→ **OBJECTIVE**
Put every line of the listing into a numbered list, leaving out any blank lines.

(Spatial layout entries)
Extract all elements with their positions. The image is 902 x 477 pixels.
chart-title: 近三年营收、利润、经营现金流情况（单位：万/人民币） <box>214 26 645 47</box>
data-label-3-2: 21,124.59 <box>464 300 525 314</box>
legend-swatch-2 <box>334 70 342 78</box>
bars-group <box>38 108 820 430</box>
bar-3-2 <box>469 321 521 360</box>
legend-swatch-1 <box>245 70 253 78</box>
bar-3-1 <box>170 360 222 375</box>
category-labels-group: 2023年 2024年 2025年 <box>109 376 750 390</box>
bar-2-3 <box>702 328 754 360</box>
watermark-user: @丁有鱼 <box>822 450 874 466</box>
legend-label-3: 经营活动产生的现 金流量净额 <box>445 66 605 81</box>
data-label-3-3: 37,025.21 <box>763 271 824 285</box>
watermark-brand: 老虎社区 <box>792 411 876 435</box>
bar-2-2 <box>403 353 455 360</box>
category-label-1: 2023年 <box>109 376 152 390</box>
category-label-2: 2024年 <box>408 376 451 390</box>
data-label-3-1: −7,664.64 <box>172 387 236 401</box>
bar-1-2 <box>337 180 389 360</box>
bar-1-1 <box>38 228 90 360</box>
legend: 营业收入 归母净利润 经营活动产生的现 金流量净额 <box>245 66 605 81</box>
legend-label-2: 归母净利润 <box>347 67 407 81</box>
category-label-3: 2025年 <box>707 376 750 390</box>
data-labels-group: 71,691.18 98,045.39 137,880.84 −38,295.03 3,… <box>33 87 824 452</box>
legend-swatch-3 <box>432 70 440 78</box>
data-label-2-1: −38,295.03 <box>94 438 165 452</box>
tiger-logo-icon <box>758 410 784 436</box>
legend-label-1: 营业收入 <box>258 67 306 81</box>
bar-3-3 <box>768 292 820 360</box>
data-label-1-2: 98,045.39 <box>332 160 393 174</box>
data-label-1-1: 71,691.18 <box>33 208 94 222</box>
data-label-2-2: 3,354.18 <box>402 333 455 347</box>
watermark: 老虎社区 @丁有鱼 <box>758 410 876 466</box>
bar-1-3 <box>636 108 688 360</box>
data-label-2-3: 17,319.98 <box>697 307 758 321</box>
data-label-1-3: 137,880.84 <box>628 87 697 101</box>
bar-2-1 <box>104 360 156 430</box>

→ **TASK RESPONSE**
1. Extract all elements with their positions. The image is 902 x 477 pixels.
2. chart-title: 近三年营收、利润、经营现金流情况（单位：万/人民币） <box>214 26 645 47</box>
3. data-label-3-2: 21,124.59 <box>464 300 525 314</box>
4. legend-swatch-2 <box>334 70 342 78</box>
5. bars-group <box>38 108 820 430</box>
6. bar-3-2 <box>469 321 521 360</box>
7. legend-swatch-1 <box>245 70 253 78</box>
8. bar-3-1 <box>170 360 222 375</box>
9. category-labels-group: 2023年 2024年 2025年 <box>109 376 750 390</box>
10. bar-2-3 <box>702 328 754 360</box>
11. watermark-user: @丁有鱼 <box>822 450 874 466</box>
12. legend-label-3: 经营活动产生的现 金流量净额 <box>445 66 605 81</box>
13. data-label-3-3: 37,025.21 <box>763 271 824 285</box>
14. watermark-brand: 老虎社区 <box>792 411 876 435</box>
15. bar-2-2 <box>403 353 455 360</box>
16. category-label-1: 2023年 <box>109 376 152 390</box>
17. category-label-2: 2024年 <box>408 376 451 390</box>
18. data-label-3-1: −7,664.64 <box>172 387 236 401</box>
19. bar-1-2 <box>337 180 389 360</box>
20. bar-1-1 <box>38 228 90 360</box>
21. legend: 营业收入 归母净利润 经营活动产生的现 金流量净额 <box>245 66 605 81</box>
22. legend-label-2: 归母净利润 <box>347 67 407 81</box>
23. category-label-3: 2025年 <box>707 376 750 390</box>
24. data-labels-group: 71,691.18 98,045.39 137,880.84 −38,295.03 3,… <box>33 87 824 452</box>
25. legend-swatch-3 <box>432 70 440 78</box>
26. data-label-2-1: −38,295.03 <box>94 438 165 452</box>
27. tiger-logo-icon <box>758 410 784 436</box>
28. legend-label-1: 营业收入 <box>258 67 306 81</box>
29. bar-3-3 <box>768 292 820 360</box>
30. data-label-1-2: 98,045.39 <box>332 160 393 174</box>
31. data-label-1-1: 71,691.18 <box>33 208 94 222</box>
32. data-label-2-2: 3,354.18 <box>402 333 455 347</box>
33. watermark: 老虎社区 @丁有鱼 <box>758 410 876 466</box>
34. bar-1-3 <box>636 108 688 360</box>
35. data-label-2-3: 17,319.98 <box>697 307 758 321</box>
36. data-label-1-3: 137,880.84 <box>628 87 697 101</box>
37. bar-2-1 <box>104 360 156 430</box>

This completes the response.